Data shown —
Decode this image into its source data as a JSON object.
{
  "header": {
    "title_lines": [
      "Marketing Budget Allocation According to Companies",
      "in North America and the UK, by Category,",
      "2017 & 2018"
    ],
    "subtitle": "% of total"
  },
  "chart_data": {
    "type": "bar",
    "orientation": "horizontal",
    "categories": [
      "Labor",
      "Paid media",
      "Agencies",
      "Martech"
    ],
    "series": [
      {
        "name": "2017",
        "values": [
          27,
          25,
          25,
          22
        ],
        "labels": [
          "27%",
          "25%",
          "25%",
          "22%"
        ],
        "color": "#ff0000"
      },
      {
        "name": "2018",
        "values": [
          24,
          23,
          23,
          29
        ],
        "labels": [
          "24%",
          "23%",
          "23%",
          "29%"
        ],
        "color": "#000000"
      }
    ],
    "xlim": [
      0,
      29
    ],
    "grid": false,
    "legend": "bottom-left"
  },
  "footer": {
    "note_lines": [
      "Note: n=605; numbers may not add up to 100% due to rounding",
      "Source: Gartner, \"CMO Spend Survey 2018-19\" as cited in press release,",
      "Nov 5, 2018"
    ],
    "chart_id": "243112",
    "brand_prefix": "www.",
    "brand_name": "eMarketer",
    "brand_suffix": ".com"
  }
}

What is needed —
Output every line above without altering anything.

Answer in full —
Decode this image into its source data as a JSON object.
{
  "header": {
    "title_lines": [
      "Marketing Budget Allocation According to Companies",
      "in North America and the UK, by Category,",
      "2017 & 2018"
    ],
    "subtitle": "% of total"
  },
  "chart_data": {
    "type": "bar",
    "orientation": "horizontal",
    "categories": [
      "Labor",
      "Paid media",
      "Agencies",
      "Martech"
    ],
    "series": [
      {
        "name": "2017",
        "values": [
          27,
          25,
          25,
          22
        ],
        "labels": [
          "27%",
          "25%",
          "25%",
          "22%"
        ],
        "color": "#ff0000"
      },
      {
        "name": "2018",
        "values": [
          24,
          23,
          23,
          29
        ],
        "labels": [
          "24%",
          "23%",
          "23%",
          "29%"
        ],
        "color": "#000000"
      }
    ],
    "xlim": [
      0,
      29
    ],
    "grid": false,
    "legend": "bottom-left"
  },
  "footer": {
    "note_lines": [
      "Note: n=605; numbers may not add up to 100% due to rounding",
      "Source: Gartner, \"CMO Spend Survey 2018-19\" as cited in press release,",
      "Nov 5, 2018"
    ],
    "chart_id": "243112",
    "brand_prefix": "www.",
    "brand_name": "eMarketer",
    "brand_suffix": ".com"
  }
}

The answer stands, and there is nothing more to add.